▼
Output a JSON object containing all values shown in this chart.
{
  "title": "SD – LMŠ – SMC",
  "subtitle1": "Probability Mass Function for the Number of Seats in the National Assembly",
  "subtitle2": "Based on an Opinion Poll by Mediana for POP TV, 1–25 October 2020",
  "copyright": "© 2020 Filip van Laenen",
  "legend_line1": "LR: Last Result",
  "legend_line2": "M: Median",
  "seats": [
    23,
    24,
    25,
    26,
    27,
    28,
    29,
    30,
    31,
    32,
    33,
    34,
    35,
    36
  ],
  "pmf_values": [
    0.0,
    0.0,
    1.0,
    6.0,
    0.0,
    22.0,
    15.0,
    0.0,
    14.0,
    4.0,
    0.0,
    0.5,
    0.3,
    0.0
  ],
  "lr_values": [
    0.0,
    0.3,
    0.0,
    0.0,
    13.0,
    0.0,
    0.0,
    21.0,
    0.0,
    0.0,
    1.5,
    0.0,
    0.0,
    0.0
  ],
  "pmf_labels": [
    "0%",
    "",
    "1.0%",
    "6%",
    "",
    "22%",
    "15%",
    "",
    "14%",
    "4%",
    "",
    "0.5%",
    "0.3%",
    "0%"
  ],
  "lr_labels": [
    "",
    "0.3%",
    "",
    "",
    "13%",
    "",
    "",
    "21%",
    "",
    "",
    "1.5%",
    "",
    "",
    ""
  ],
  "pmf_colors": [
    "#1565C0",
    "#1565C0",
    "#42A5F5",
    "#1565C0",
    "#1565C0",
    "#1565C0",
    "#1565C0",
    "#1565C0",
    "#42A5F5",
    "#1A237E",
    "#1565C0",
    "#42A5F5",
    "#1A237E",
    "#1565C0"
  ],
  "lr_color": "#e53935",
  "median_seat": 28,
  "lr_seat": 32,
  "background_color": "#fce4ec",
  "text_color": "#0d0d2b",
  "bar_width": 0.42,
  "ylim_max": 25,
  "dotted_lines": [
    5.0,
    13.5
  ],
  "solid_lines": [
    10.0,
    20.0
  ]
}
▲
[THE TASK] Write out every entry word for word.

[RESULT OF THIS TASK]
Output a JSON object containing all values shown in this chart.
{
  "title": "SD – LMŠ – SMC",
  "subtitle1": "Probability Mass Function for the Number of Seats in the National Assembly",
  "subtitle2": "Based on an Opinion Poll by Mediana for POP TV, 1–25 October 2020",
  "copyright": "© 2020 Filip van Laenen",
  "legend_line1": "LR: Last Result",
  "legend_line2": "M: Median",
  "seats": [
    23,
    24,
    25,
    26,
    27,
    28,
    29,
    30,
    31,
    32,
    33,
    34,
    35,
    36
  ],
  "pmf_values": [
    0.0,
    0.0,
    1.0,
    6.0,
    0.0,
    22.0,
    15.0,
    0.0,
    14.0,
    4.0,
    0.0,
    0.5,
    0.3,
    0.0
  ],
  "lr_values": [
    0.0,
    0.3,
    0.0,
    0.0,
    13.0,
    0.0,
    0.0,
    21.0,
    0.0,
    0.0,
    1.5,
    0.0,
    0.0,
    0.0
  ],
  "pmf_labels": [
    "0%",
    "",
    "1.0%",
    "6%",
    "",
    "22%",
    "15%",
    "",
    "14%",
    "4%",
    "",
    "0.5%",
    "0.3%",
    "0%"
  ],
  "lr_labels": [
    "",
    "0.3%",
    "",
    "",
    "13%",
    "",
    "",
    "21%",
    "",
    "",
    "1.5%",
    "",
    "",
    ""
  ],
  "pmf_colors": [
    "#1565C0",
    "#1565C0",
    "#42A5F5",
    "#1565C0",
    "#1565C0",
    "#1565C0",
    "#1565C0",
    "#1565C0",
    "#42A5F5",
    "#1A237E",
    "#1565C0",
    "#42A5F5",
    "#1A237E",
    "#1565C0"
  ],
  "lr_color": "#e53935",
  "median_seat": 28,
  "lr_seat": 32,
  "background_color": "#fce4ec",
  "text_color": "#0d0d2b",
  "bar_width": 0.42,
  "ylim_max": 25,
  "dotted_lines": [
    5.0,
    13.5
  ],
  "solid_lines": [
    10.0,
    20.0
  ]
}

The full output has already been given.